◆ Information supplied ◆
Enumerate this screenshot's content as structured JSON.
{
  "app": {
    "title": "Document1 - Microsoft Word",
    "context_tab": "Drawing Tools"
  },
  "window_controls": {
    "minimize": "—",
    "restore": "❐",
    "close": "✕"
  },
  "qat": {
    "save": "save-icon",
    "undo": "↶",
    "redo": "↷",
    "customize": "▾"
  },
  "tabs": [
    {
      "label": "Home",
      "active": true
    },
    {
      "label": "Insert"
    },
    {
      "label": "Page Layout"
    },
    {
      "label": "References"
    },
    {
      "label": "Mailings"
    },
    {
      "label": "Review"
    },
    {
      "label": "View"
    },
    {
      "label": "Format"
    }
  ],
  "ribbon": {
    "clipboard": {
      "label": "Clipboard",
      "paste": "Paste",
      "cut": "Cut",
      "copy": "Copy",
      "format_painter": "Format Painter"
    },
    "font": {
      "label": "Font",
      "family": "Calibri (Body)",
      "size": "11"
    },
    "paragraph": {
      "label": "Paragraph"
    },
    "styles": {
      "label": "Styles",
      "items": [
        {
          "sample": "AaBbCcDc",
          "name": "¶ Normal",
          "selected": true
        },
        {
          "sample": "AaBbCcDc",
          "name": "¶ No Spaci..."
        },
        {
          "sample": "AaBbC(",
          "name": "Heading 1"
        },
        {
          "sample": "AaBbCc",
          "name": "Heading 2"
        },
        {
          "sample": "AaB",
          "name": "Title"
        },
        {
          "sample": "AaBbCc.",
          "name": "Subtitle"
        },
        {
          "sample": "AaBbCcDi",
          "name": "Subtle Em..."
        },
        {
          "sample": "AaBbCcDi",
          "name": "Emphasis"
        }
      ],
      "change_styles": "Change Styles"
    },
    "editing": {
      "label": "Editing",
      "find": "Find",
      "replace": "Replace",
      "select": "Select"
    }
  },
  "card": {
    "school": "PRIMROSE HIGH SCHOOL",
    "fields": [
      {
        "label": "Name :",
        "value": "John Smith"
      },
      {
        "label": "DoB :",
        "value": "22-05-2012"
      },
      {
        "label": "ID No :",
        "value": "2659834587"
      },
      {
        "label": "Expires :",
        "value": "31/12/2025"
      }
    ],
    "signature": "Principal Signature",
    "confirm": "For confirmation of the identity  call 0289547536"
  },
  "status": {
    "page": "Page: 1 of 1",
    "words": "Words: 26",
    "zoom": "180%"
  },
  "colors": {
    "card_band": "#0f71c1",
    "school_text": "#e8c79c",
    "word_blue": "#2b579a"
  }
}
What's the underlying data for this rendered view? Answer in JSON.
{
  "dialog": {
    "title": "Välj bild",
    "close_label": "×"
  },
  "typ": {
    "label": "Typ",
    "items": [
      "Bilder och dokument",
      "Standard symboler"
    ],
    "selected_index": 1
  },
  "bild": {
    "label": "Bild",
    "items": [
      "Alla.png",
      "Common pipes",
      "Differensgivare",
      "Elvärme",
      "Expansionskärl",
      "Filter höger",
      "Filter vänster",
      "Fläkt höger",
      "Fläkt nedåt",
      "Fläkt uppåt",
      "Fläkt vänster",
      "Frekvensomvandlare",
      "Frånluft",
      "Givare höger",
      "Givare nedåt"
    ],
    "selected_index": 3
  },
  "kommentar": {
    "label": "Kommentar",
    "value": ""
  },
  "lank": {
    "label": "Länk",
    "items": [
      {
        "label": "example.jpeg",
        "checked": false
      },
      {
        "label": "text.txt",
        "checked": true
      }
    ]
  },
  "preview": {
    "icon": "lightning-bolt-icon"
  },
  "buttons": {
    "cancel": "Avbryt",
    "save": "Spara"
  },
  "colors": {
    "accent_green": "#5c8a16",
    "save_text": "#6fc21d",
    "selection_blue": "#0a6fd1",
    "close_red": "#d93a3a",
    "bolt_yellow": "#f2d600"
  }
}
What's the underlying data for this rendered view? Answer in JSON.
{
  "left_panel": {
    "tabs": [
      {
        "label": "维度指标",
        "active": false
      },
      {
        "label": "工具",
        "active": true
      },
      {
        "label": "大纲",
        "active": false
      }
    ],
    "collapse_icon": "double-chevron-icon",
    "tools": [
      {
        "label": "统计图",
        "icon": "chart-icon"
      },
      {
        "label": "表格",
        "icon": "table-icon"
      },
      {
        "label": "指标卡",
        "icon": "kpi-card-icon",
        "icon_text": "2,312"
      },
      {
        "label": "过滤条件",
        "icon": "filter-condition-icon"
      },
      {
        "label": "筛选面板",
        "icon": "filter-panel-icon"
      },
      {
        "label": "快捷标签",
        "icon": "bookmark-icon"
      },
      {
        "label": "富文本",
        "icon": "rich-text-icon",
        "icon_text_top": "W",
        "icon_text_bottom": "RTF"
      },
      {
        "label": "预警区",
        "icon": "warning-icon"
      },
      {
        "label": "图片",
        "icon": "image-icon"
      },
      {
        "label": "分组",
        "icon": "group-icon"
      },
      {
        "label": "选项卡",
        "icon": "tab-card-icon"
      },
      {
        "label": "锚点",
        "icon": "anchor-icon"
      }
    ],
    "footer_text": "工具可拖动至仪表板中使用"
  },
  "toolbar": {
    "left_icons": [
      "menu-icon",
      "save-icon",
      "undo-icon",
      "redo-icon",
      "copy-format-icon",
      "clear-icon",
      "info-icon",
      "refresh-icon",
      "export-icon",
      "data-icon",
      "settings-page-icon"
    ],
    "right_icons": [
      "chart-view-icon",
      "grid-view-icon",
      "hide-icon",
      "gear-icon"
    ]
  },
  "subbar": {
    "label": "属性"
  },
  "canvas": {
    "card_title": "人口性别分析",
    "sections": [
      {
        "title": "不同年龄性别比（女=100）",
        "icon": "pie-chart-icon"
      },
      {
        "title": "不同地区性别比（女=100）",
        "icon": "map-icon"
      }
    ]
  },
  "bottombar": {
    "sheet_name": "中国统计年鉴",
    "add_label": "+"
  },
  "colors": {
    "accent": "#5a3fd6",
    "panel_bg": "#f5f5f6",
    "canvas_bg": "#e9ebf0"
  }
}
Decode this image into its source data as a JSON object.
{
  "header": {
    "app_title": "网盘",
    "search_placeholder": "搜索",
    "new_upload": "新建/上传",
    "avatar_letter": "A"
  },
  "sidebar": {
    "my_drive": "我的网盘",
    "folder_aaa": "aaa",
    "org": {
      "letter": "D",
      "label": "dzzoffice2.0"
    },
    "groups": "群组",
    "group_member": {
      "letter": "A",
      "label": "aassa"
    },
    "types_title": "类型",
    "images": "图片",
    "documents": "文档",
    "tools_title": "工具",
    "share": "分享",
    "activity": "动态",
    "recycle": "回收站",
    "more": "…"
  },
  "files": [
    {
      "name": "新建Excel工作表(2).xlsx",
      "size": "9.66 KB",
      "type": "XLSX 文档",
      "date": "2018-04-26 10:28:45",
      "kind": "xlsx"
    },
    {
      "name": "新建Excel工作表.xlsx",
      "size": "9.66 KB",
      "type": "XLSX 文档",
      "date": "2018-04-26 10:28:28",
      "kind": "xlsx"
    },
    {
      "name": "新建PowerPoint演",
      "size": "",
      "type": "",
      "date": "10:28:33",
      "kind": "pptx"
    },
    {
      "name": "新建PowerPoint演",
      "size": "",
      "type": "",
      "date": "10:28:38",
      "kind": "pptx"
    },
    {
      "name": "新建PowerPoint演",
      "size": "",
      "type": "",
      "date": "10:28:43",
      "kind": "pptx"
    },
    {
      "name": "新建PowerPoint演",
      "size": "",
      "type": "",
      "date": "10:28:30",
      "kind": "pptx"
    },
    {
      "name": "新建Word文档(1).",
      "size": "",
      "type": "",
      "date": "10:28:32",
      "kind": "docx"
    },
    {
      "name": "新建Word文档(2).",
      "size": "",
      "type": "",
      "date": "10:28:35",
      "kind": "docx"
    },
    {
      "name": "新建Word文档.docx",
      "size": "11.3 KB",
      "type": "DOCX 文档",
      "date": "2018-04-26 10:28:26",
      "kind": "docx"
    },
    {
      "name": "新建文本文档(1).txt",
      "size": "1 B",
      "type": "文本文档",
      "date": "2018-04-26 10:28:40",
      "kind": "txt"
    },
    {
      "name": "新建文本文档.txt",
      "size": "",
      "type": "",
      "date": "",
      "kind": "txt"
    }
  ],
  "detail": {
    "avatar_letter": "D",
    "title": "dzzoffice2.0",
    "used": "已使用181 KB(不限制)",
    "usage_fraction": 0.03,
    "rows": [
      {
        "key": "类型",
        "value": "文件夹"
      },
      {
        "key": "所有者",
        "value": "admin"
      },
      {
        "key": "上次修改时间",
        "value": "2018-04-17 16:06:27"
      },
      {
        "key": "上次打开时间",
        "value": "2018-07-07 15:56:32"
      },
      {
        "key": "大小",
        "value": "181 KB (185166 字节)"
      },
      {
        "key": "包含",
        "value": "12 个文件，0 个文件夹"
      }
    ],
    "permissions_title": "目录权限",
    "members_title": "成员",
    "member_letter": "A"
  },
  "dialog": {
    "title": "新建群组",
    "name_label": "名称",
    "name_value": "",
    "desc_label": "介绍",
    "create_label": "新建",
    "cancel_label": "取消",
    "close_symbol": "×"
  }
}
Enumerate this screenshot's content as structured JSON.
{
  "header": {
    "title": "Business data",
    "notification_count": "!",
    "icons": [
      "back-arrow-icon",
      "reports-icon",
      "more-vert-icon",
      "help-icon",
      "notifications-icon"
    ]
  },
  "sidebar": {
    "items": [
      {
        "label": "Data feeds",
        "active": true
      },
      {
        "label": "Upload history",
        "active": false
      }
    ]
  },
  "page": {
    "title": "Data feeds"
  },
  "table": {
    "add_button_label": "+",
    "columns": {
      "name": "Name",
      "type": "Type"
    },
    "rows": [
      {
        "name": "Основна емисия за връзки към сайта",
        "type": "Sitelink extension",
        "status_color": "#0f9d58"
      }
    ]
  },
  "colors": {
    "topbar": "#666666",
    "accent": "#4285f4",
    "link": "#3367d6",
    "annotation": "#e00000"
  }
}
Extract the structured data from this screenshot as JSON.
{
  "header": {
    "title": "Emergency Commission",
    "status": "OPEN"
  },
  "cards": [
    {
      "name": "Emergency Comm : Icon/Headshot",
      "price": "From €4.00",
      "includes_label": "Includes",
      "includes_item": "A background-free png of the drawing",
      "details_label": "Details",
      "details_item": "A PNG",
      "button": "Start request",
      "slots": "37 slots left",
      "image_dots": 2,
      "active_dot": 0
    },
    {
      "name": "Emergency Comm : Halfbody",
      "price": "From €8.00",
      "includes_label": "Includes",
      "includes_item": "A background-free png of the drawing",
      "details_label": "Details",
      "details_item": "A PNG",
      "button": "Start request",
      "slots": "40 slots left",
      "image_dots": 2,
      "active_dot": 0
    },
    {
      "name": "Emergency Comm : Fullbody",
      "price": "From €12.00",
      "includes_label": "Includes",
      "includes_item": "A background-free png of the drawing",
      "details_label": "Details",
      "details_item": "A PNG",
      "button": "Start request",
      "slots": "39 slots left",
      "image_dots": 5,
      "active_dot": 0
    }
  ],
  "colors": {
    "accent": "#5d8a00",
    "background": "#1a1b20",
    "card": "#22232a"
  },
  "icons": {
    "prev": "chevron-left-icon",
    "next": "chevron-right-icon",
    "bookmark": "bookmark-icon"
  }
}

◆ Task instructions ◆
Look through the records and gather every line containing "slots".

◆ Exercise solution ◆
      "slots": "37 slots left",
      "slots": "40 slots left",
      "slots": "39 slots left",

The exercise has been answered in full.